Prompt: Gather every line holding the string "down".

Stored items:
===
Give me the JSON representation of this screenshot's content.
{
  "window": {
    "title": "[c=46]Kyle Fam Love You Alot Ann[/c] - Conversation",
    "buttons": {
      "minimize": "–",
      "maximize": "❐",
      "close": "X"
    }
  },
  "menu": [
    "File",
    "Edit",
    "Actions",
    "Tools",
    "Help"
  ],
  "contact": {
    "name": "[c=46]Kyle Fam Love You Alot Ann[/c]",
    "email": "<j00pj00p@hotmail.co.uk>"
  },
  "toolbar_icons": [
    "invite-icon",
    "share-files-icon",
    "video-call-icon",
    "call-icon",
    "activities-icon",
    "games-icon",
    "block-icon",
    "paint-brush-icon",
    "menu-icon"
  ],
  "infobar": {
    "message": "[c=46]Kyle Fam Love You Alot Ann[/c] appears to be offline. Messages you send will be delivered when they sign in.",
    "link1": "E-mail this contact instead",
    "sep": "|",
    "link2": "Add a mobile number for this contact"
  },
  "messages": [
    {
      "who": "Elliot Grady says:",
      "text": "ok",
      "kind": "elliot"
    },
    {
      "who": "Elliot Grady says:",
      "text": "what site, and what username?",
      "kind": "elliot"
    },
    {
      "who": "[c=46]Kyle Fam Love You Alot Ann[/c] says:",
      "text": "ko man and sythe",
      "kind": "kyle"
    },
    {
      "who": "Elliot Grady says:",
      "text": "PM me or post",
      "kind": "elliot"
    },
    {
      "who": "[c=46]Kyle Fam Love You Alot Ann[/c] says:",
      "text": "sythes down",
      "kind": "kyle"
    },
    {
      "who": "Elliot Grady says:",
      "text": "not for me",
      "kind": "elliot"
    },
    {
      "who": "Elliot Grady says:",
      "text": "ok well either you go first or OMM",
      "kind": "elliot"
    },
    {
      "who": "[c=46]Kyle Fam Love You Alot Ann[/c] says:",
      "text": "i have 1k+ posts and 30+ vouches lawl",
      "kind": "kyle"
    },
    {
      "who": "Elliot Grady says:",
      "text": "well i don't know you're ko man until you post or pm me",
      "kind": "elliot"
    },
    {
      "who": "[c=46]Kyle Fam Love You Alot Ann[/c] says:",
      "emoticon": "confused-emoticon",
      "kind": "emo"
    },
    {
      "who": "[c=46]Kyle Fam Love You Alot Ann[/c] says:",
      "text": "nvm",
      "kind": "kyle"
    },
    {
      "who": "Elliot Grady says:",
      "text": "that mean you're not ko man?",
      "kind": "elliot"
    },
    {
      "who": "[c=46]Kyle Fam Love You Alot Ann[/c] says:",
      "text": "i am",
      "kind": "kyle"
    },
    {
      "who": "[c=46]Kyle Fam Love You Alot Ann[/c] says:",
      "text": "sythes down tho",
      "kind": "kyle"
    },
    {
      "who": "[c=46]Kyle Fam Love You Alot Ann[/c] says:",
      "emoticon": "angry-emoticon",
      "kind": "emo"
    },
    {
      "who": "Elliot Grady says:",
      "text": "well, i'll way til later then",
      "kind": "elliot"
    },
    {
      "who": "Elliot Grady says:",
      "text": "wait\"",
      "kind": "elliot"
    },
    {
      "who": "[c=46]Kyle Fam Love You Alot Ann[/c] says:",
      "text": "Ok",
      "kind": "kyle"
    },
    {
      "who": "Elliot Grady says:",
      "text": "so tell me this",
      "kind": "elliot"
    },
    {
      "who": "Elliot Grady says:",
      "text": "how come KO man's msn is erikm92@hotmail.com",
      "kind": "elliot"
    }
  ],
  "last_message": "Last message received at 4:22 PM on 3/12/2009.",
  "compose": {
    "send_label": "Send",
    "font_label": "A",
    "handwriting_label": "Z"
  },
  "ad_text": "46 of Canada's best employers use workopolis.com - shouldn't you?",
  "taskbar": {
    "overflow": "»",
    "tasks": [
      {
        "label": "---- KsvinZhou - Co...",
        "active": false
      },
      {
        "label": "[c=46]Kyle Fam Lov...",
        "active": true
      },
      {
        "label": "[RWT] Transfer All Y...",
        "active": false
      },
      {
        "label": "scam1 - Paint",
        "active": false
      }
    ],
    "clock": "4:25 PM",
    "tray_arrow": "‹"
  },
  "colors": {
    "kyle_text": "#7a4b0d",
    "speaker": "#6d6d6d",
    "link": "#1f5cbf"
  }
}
===
Task response:
      "text": "sythes down",
      "text": "sythes down tho",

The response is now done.